EXERCISE
For the material that follows, list every line containing the word "page".

INFORMATION SUPPLIED
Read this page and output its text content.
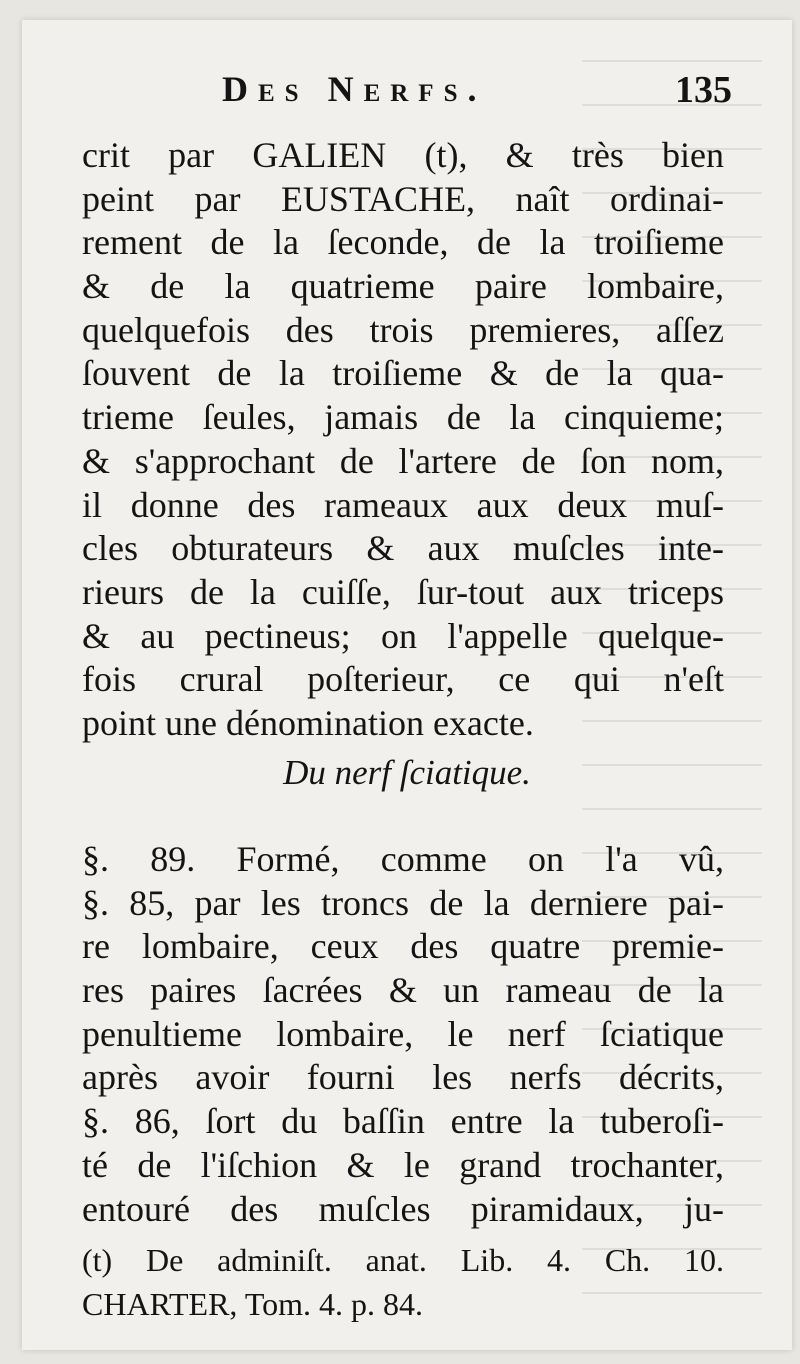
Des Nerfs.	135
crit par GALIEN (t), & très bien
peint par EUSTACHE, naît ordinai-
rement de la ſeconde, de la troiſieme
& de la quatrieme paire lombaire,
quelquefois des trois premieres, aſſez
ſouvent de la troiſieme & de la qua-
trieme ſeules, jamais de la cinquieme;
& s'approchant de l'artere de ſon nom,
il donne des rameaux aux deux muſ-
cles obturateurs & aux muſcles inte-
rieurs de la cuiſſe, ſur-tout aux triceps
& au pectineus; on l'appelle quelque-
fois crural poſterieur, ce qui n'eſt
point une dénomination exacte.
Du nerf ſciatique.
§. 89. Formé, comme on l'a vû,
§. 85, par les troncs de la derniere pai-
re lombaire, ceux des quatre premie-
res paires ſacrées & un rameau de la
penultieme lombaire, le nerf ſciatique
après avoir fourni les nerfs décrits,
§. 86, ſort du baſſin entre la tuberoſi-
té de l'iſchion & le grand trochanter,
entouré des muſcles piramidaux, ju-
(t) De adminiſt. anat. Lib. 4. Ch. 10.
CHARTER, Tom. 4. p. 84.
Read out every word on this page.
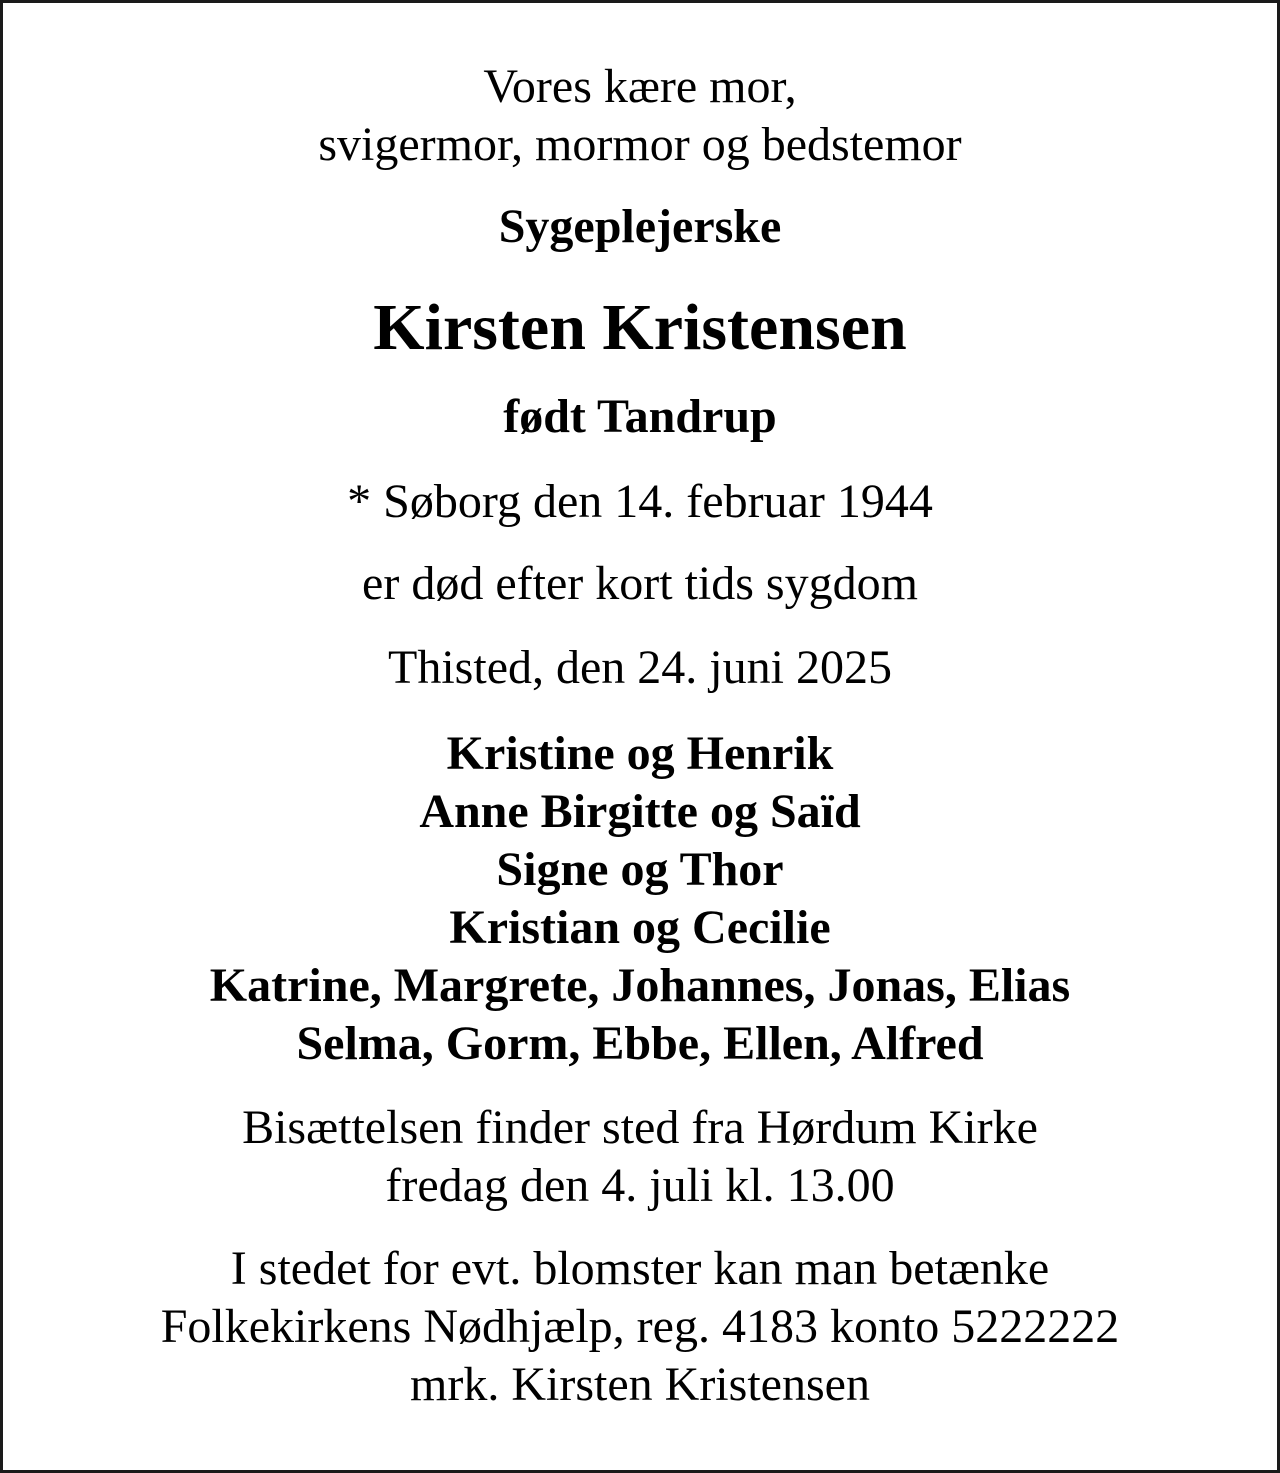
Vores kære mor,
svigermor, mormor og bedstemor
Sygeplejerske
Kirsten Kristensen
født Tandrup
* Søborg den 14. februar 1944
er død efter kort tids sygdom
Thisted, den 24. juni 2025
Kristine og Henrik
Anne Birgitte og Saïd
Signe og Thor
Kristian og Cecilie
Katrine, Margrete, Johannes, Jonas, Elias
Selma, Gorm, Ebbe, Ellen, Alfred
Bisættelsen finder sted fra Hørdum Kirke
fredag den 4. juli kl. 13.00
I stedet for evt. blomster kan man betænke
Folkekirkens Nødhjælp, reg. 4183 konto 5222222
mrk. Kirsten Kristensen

TASK SOLUTION
Read this page and output its text content.
Read out every word on this page.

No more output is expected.